PROBLEM:
Turn every line of the items below into a Markdown table with two columns, Row for the row number and Text for the line, and skip blank lines. Leave the pictures out.

RAW DATA:
----

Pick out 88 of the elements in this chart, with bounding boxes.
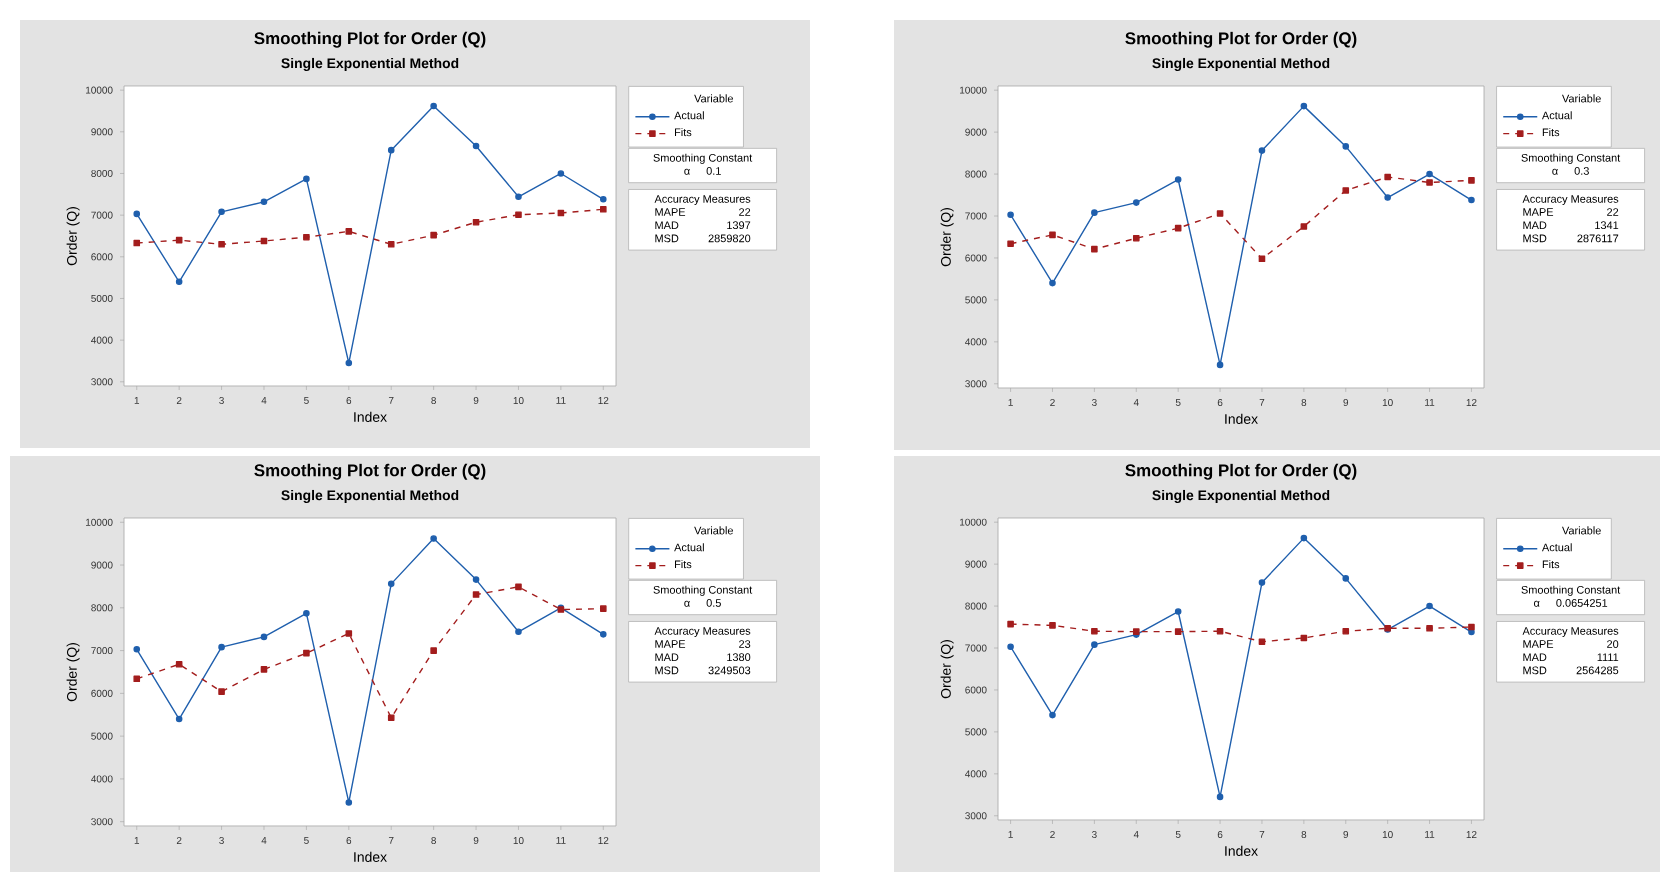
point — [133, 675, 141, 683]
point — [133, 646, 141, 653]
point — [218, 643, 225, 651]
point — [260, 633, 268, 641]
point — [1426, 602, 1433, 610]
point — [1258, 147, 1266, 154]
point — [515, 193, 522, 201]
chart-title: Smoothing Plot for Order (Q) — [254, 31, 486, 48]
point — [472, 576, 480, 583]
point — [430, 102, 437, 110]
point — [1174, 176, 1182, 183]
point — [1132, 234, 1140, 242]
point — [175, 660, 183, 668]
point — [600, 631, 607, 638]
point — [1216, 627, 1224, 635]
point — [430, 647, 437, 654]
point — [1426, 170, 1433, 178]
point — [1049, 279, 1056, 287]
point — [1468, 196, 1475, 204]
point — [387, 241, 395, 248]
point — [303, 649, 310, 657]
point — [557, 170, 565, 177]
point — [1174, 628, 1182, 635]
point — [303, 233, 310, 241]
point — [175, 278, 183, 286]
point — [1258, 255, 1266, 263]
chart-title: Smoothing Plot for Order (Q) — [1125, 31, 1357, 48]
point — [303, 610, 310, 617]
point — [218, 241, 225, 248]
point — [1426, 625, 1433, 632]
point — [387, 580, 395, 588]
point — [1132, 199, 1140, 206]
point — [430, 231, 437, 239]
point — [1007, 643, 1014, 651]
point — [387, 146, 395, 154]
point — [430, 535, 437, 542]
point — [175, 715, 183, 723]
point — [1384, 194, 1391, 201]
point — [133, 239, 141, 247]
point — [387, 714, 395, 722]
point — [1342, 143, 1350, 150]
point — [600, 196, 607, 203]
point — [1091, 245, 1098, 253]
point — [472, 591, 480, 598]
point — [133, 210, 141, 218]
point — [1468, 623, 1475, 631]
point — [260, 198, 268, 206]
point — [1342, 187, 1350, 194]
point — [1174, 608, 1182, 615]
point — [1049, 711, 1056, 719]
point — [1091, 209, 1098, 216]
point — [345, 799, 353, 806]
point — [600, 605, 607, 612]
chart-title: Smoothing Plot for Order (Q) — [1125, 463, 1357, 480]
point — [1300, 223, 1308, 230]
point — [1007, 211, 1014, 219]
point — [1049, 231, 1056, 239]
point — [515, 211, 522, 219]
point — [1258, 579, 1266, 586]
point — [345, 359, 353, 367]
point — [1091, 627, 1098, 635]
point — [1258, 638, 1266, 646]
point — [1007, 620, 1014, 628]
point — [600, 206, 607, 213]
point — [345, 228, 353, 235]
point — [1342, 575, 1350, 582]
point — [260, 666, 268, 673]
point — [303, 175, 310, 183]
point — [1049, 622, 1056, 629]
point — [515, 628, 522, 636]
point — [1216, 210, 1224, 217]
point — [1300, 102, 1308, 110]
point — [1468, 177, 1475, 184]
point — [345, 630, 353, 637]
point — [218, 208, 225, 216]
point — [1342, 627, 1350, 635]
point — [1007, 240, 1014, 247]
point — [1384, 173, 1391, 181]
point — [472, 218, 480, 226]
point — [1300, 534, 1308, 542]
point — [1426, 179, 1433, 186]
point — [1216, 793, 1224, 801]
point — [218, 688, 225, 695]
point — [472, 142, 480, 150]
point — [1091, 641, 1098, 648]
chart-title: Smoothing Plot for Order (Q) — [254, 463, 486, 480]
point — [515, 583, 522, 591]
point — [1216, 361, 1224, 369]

----

ANSWER TO THE PROBLEM:
| Row | Text |
|---|---|
| 1 | Pick out 88 of the elements in this chart, with bounding boxes. |
| 2 | point — [133, 675, 141, 683] |
| 3 | point — [133, 646, 141, 653] |
| 4 | point — [218, 643, 225, 651] |
| 5 | point — [260, 633, 268, 641] |
| 6 | point — [1426, 602, 1433, 610] |
| 7 | point — [1258, 147, 1266, 154] |
| 8 | point — [515, 193, 522, 201] |
| 9 | chart-title: Smoothing Plot for Order (Q) — [254, 31, 486, 48] |
| 10 | point — [472, 576, 480, 583] |
| 11 | point — [430, 102, 437, 110] |
| 12 | point — [1174, 176, 1182, 183] |
| 13 | point — [1132, 234, 1140, 242] |
| 14 | point — [175, 660, 183, 668] |
| 15 | point — [600, 631, 607, 638] |
| 16 | point — [1216, 627, 1224, 635] |
| 17 | point — [430, 647, 437, 654] |
| 18 | point — [1426, 170, 1433, 178] |
| 19 | point — [1049, 279, 1056, 287] |
| 20 | point — [1468, 196, 1475, 204] |
| 21 | point — [387, 241, 395, 248] |
| 22 | point — [303, 649, 310, 657] |
| 23 | point — [557, 170, 565, 177] |
| 24 | point — [1174, 628, 1182, 635] |
| 25 | point — [303, 233, 310, 241] |
| 26 | point — [175, 278, 183, 286] |
| 27 | point — [1258, 255, 1266, 263] |
| 28 | chart-title: Smoothing Plot for Order (Q) — [1125, 31, 1357, 48] |
| 29 | point — [303, 610, 310, 617] |
| 30 | point — [218, 241, 225, 248] |
| 31 | point — [1426, 625, 1433, 632] |
| 32 | point — [387, 580, 395, 588] |
| 33 | point — [1132, 199, 1140, 206] |
| 34 | point — [430, 231, 437, 239] |
| 35 | point — [1007, 643, 1014, 651] |
| 36 | point — [387, 146, 395, 154] |
| 37 | point — [430, 535, 437, 542] |
| 38 | point — [175, 715, 183, 723] |
| 39 | point — [1384, 194, 1391, 201] |
| 40 | point — [133, 239, 141, 247] |
| 41 | point — [387, 714, 395, 722] |
| 42 | point — [1342, 143, 1350, 150] |
| 43 | point — [600, 196, 607, 203] |
| 44 | point — [1091, 245, 1098, 253] |
| 45 | point — [472, 591, 480, 598] |
| 46 | point — [133, 210, 141, 218] |
| 47 | point — [1468, 623, 1475, 631] |
| 48 | point — [260, 198, 268, 206] |
| 49 | point — [1342, 187, 1350, 194] |
| 50 | point — [1174, 608, 1182, 615] |
| 51 | point — [1049, 711, 1056, 719] |
| 52 | point — [1091, 209, 1098, 216] |
| 53 | point — [345, 799, 353, 806] |
| 54 | point — [600, 605, 607, 612] |
| 55 | chart-title: Smoothing Plot for Order (Q) — [1125, 463, 1357, 480] |
| 56 | point — [1300, 223, 1308, 230] |
| 57 | point — [1007, 211, 1014, 219] |
| 58 | point — [1049, 231, 1056, 239] |
| 59 | point — [515, 211, 522, 219] |
| 60 | point — [1258, 579, 1266, 586] |
| 61 | point — [345, 359, 353, 367] |
| 62 | point — [1091, 627, 1098, 635] |
| 63 | point — [1258, 638, 1266, 646] |
| 64 | point — [1007, 620, 1014, 628] |
| 65 | point — [600, 206, 607, 213] |
| 66 | point — [345, 228, 353, 235] |
| 67 | point — [1342, 575, 1350, 582] |
| 68 | point — [260, 666, 268, 673] |
| 69 | point — [303, 175, 310, 183] |
| 70 | point — [1049, 622, 1056, 629] |
| 71 | point — [515, 628, 522, 636] |
| 72 | point — [1216, 210, 1224, 217] |
| 73 | point — [1300, 102, 1308, 110] |
| 74 | point — [1468, 177, 1475, 184] |
| 75 | point — [345, 630, 353, 637] |
| 76 | point — [218, 208, 225, 216] |
| 77 | point — [1342, 627, 1350, 635] |
| 78 | point — [1007, 240, 1014, 247] |
| 79 | point — [1384, 173, 1391, 181] |
| 80 | point — [472, 218, 480, 226] |
| 81 | point — [1300, 534, 1308, 542] |
| 82 | point — [1426, 179, 1433, 186] |
| 83 | point — [1216, 793, 1224, 801] |
| 84 | point — [218, 688, 225, 695] |
| 85 | point — [472, 142, 480, 150] |
| 86 | point — [1091, 641, 1098, 648] |
| 87 | chart-title: Smoothing Plot for Order (Q) — [254, 463, 486, 480] |
| 88 | point — [515, 583, 522, 591] |
| 89 | point — [1216, 361, 1224, 369] |